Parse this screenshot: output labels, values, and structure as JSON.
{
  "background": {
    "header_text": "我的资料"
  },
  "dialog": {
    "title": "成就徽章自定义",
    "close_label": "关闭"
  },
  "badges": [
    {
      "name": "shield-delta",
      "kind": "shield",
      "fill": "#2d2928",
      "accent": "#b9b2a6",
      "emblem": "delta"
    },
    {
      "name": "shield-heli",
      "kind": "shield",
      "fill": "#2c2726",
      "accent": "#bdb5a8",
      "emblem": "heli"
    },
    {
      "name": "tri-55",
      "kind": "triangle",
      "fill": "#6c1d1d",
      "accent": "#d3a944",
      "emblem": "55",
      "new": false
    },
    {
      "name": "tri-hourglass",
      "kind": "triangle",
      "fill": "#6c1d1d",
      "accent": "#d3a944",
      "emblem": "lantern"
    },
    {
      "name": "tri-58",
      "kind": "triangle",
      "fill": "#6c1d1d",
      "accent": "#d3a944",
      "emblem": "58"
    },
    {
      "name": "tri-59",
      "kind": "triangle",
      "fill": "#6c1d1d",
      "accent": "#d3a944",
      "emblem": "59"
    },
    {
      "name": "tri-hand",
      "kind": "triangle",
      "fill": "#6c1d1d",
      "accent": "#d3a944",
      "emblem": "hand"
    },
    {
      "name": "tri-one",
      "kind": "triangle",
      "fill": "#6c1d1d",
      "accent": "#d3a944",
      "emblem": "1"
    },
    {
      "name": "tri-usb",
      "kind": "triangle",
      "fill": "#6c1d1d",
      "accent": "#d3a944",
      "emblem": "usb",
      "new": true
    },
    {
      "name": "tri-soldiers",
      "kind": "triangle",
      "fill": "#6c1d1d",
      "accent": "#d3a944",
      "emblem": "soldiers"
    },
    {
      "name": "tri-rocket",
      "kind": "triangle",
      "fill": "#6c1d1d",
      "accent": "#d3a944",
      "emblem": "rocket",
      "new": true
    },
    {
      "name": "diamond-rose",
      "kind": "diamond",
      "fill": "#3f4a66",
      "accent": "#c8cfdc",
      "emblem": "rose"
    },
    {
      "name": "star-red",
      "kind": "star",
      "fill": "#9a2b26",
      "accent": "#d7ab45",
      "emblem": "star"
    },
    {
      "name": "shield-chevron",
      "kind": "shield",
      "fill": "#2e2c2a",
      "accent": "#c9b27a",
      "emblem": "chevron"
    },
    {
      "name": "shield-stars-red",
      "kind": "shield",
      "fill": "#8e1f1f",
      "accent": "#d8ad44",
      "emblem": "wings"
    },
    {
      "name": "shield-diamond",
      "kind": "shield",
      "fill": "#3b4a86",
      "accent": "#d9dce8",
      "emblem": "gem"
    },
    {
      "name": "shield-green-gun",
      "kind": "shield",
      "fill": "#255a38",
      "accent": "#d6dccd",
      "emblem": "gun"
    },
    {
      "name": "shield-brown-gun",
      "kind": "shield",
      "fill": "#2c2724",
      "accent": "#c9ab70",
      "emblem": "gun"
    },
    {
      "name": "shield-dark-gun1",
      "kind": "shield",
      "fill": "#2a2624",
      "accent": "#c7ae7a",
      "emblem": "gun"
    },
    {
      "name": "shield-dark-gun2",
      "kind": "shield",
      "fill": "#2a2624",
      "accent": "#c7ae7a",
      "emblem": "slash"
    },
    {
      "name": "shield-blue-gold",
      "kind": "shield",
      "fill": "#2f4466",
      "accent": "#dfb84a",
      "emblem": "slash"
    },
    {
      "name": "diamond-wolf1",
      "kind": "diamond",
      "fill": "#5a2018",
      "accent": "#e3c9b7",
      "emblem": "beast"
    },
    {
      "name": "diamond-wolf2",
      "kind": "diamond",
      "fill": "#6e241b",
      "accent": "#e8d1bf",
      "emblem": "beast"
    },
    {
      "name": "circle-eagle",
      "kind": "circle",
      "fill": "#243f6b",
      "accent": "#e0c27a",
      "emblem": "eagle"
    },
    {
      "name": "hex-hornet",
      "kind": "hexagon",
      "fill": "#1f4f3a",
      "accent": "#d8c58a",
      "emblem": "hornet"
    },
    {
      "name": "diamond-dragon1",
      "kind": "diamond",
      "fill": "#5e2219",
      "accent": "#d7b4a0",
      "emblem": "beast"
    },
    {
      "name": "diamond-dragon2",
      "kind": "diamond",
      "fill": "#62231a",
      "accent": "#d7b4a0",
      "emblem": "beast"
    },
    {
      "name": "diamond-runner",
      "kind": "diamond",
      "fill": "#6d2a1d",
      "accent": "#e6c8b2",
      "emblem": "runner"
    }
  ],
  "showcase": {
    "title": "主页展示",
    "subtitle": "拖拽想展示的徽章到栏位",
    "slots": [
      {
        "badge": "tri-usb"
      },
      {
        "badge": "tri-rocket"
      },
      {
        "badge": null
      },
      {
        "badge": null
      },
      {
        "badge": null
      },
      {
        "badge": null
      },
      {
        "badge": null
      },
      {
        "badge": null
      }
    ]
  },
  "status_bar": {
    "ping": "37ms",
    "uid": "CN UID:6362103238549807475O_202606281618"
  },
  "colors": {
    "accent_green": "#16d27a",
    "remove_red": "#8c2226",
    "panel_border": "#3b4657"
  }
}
◆ ◆ ◆ ◆
Required work>
Return every record, word for word.

Response to the task>
Parse this screenshot: output labels, values, and structure as JSON.
{
  "background": {
    "header_text": "我的资料"
  },
  "dialog": {
    "title": "成就徽章自定义",
    "close_label": "关闭"
  },
  "badges": [
    {
      "name": "shield-delta",
      "kind": "shield",
      "fill": "#2d2928",
      "accent": "#b9b2a6",
      "emblem": "delta"
    },
    {
      "name": "shield-heli",
      "kind": "shield",
      "fill": "#2c2726",
      "accent": "#bdb5a8",
      "emblem": "heli"
    },
    {
      "name": "tri-55",
      "kind": "triangle",
      "fill": "#6c1d1d",
      "accent": "#d3a944",
      "emblem": "55",
      "new": false
    },
    {
      "name": "tri-hourglass",
      "kind": "triangle",
      "fill": "#6c1d1d",
      "accent": "#d3a944",
      "emblem": "lantern"
    },
    {
      "name": "tri-58",
      "kind": "triangle",
      "fill": "#6c1d1d",
      "accent": "#d3a944",
      "emblem": "58"
    },
    {
      "name": "tri-59",
      "kind": "triangle",
      "fill": "#6c1d1d",
      "accent": "#d3a944",
      "emblem": "59"
    },
    {
      "name": "tri-hand",
      "kind": "triangle",
      "fill": "#6c1d1d",
      "accent": "#d3a944",
      "emblem": "hand"
    },
    {
      "name": "tri-one",
      "kind": "triangle",
      "fill": "#6c1d1d",
      "accent": "#d3a944",
      "emblem": "1"
    },
    {
      "name": "tri-usb",
      "kind": "triangle",
      "fill": "#6c1d1d",
      "accent": "#d3a944",
      "emblem": "usb",
      "new": true
    },
    {
      "name": "tri-soldiers",
      "kind": "triangle",
      "fill": "#6c1d1d",
      "accent": "#d3a944",
      "emblem": "soldiers"
    },
    {
      "name": "tri-rocket",
      "kind": "triangle",
      "fill": "#6c1d1d",
      "accent": "#d3a944",
      "emblem": "rocket",
      "new": true
    },
    {
      "name": "diamond-rose",
      "kind": "diamond",
      "fill": "#3f4a66",
      "accent": "#c8cfdc",
      "emblem": "rose"
    },
    {
      "name": "star-red",
      "kind": "star",
      "fill": "#9a2b26",
      "accent": "#d7ab45",
      "emblem": "star"
    },
    {
      "name": "shield-chevron",
      "kind": "shield",
      "fill": "#2e2c2a",
      "accent": "#c9b27a",
      "emblem": "chevron"
    },
    {
      "name": "shield-stars-red",
      "kind": "shield",
      "fill": "#8e1f1f",
      "accent": "#d8ad44",
      "emblem": "wings"
    },
    {
      "name": "shield-diamond",
      "kind": "shield",
      "fill": "#3b4a86",
      "accent": "#d9dce8",
      "emblem": "gem"
    },
    {
      "name": "shield-green-gun",
      "kind": "shield",
      "fill": "#255a38",
      "accent": "#d6dccd",
      "emblem": "gun"
    },
    {
      "name": "shield-brown-gun",
      "kind": "shield",
      "fill": "#2c2724",
      "accent": "#c9ab70",
      "emblem": "gun"
    },
    {
      "name": "shield-dark-gun1",
      "kind": "shield",
      "fill": "#2a2624",
      "accent": "#c7ae7a",
      "emblem": "gun"
    },
    {
      "name": "shield-dark-gun2",
      "kind": "shield",
      "fill": "#2a2624",
      "accent": "#c7ae7a",
      "emblem": "slash"
    },
    {
      "name": "shield-blue-gold",
      "kind": "shield",
      "fill": "#2f4466",
      "accent": "#dfb84a",
      "emblem": "slash"
    },
    {
      "name": "diamond-wolf1",
      "kind": "diamond",
      "fill": "#5a2018",
      "accent": "#e3c9b7",
      "emblem": "beast"
    },
    {
      "name": "diamond-wolf2",
      "kind": "diamond",
      "fill": "#6e241b",
      "accent": "#e8d1bf",
      "emblem": "beast"
    },
    {
      "name": "circle-eagle",
      "kind": "circle",
      "fill": "#243f6b",
      "accent": "#e0c27a",
      "emblem": "eagle"
    },
    {
      "name": "hex-hornet",
      "kind": "hexagon",
      "fill": "#1f4f3a",
      "accent": "#d8c58a",
      "emblem": "hornet"
    },
    {
      "name": "diamond-dragon1",
      "kind": "diamond",
      "fill": "#5e2219",
      "accent": "#d7b4a0",
      "emblem": "beast"
    },
    {
      "name": "diamond-dragon2",
      "kind": "diamond",
      "fill": "#62231a",
      "accent": "#d7b4a0",
      "emblem": "beast"
    },
    {
      "name": "diamond-runner",
      "kind": "diamond",
      "fill": "#6d2a1d",
      "accent": "#e6c8b2",
      "emblem": "runner"
    }
  ],
  "showcase": {
    "title": "主页展示",
    "subtitle": "拖拽想展示的徽章到栏位",
    "slots": [
      {
        "badge": "tri-usb"
      },
      {
        "badge": "tri-rocket"
      },
      {
        "badge": null
      },
      {
        "badge": null
      },
      {
        "badge": null
      },
      {
        "badge": null
      },
      {
        "badge": null
      },
      {
        "badge": null
      }
    ]
  },
  "status_bar": {
    "ping": "37ms",
    "uid": "CN UID:6362103238549807475O_202606281618"
  },
  "colors": {
    "accent_green": "#16d27a",
    "remove_red": "#8c2226",
    "panel_border": "#3b4657"
  }
}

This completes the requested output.